TASK PROMPT: Keep only those lines of the records that include the string "this".

(Stored data)
Begin
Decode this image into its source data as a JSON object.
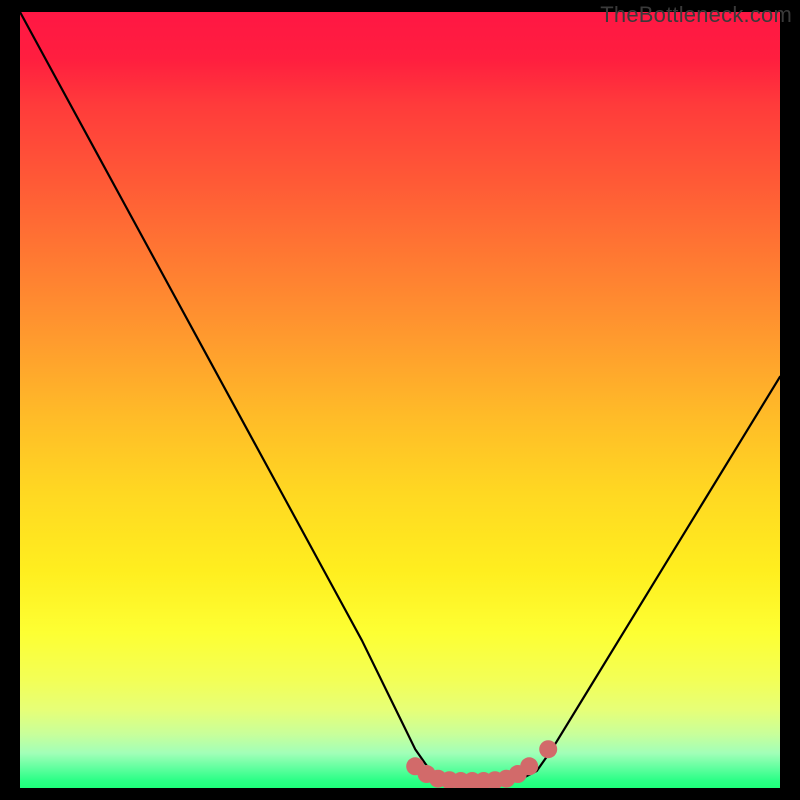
{
  "attribution": "TheBottleneck.com",
  "chart_data": {
    "type": "line",
    "title": "",
    "xlabel": "",
    "ylabel": "",
    "xlim": [
      0,
      100
    ],
    "ylim": [
      0,
      100
    ],
    "series": [
      {
        "name": "bottleneck-curve",
        "x": [
          0,
          5,
          10,
          15,
          20,
          25,
          30,
          35,
          40,
          45,
          50,
          52,
          54,
          56,
          58,
          60,
          62,
          64,
          66,
          68,
          70,
          75,
          80,
          85,
          90,
          95,
          100
        ],
        "values": [
          100,
          91,
          82,
          73,
          64,
          55,
          46,
          37,
          28,
          19,
          9,
          5,
          2.2,
          1.2,
          0.8,
          0.6,
          0.6,
          0.8,
          1.2,
          2.2,
          5,
          13,
          21,
          29,
          37,
          45,
          53
        ]
      }
    ],
    "markers": [
      {
        "name": "bottom-dots",
        "color": "#d26a6a",
        "points": [
          {
            "x": 52.0,
            "y": 2.8
          },
          {
            "x": 53.5,
            "y": 1.8
          },
          {
            "x": 55.0,
            "y": 1.2
          },
          {
            "x": 56.5,
            "y": 1.0
          },
          {
            "x": 58.0,
            "y": 0.9
          },
          {
            "x": 59.5,
            "y": 0.9
          },
          {
            "x": 61.0,
            "y": 0.9
          },
          {
            "x": 62.5,
            "y": 1.0
          },
          {
            "x": 64.0,
            "y": 1.2
          },
          {
            "x": 65.5,
            "y": 1.8
          },
          {
            "x": 67.0,
            "y": 2.8
          },
          {
            "x": 69.5,
            "y": 5.0
          }
        ]
      }
    ],
    "background": {
      "type": "vertical-gradient",
      "stops": [
        {
          "pos": 0,
          "color": "#ff1744"
        },
        {
          "pos": 50,
          "color": "#ffbb28"
        },
        {
          "pos": 80,
          "color": "#fdff33"
        },
        {
          "pos": 100,
          "color": "#1eff7a"
        }
      ]
    }
  }
}
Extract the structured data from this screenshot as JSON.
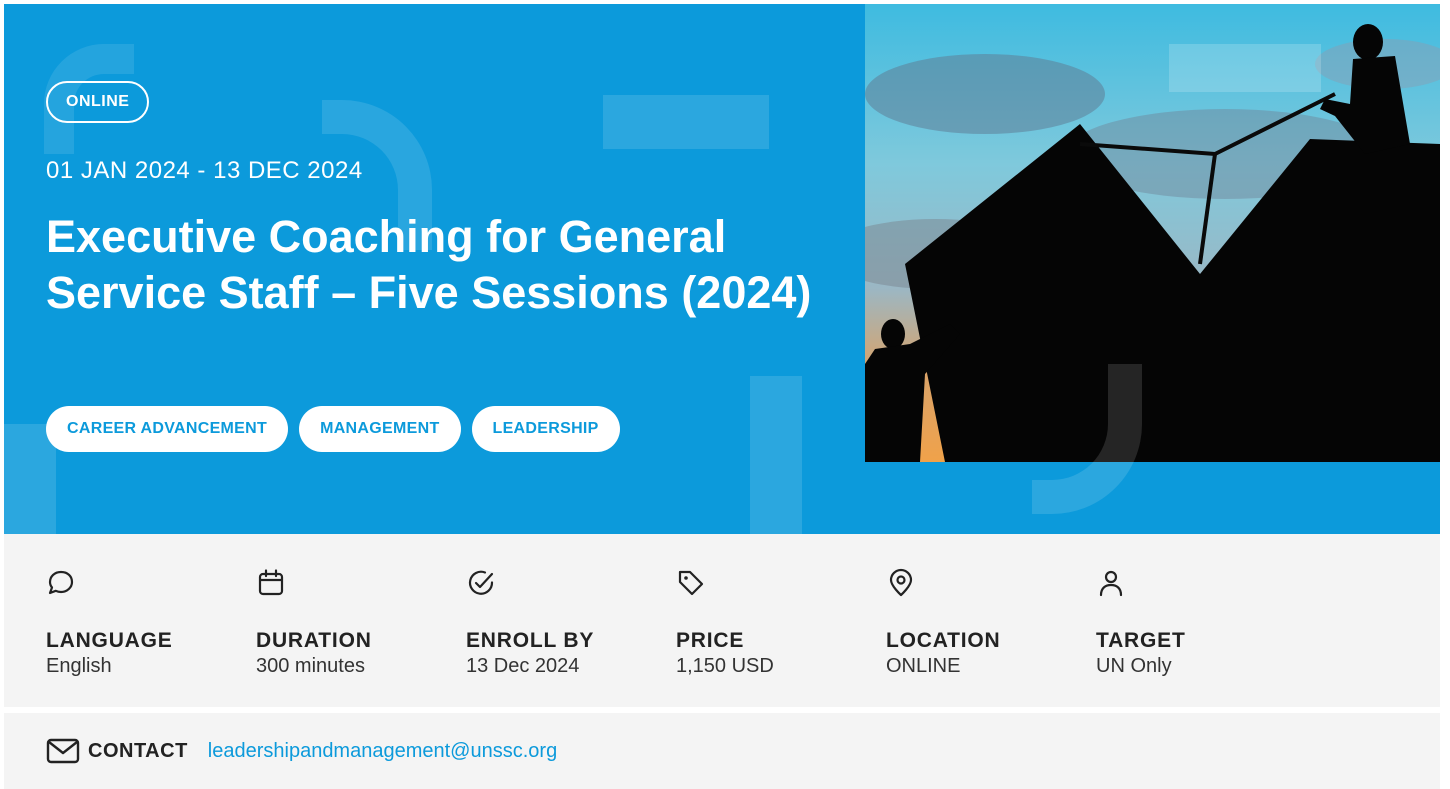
{
  "hero": {
    "badge": "ONLINE",
    "dates": "01 JAN 2024 - 13 DEC 2024",
    "title": "Executive Coaching for General Service Staff – Five Sessions (2024)",
    "tags": [
      "CAREER ADVANCEMENT",
      "MANAGEMENT",
      "LEADERSHIP"
    ],
    "photo_icon": "climbing-silhouette-image"
  },
  "facts": [
    {
      "icon": "chat-bubble-icon",
      "label": "LANGUAGE",
      "value": "English"
    },
    {
      "icon": "calendar-icon",
      "label": "DURATION",
      "value": "300 minutes"
    },
    {
      "icon": "check-circle-icon",
      "label": "ENROLL BY",
      "value": "13 Dec 2024"
    },
    {
      "icon": "price-tag-icon",
      "label": "PRICE",
      "value": "1,150 USD"
    },
    {
      "icon": "location-pin-icon",
      "label": "LOCATION",
      "value": "ONLINE"
    },
    {
      "icon": "user-icon",
      "label": "TARGET",
      "value": "UN Only"
    }
  ],
  "contact": {
    "icon": "mail-icon",
    "label": "CONTACT",
    "email": "leadershipandmanagement@unssc.org"
  },
  "colors": {
    "brand_blue": "#0C9ADB",
    "panel_gray": "#F4F4F4",
    "text_dark": "#222222"
  }
}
End
RESPONSE:
Decode this image into its source data as a JSON object.
Extract the structured data from this screenshot as JSON.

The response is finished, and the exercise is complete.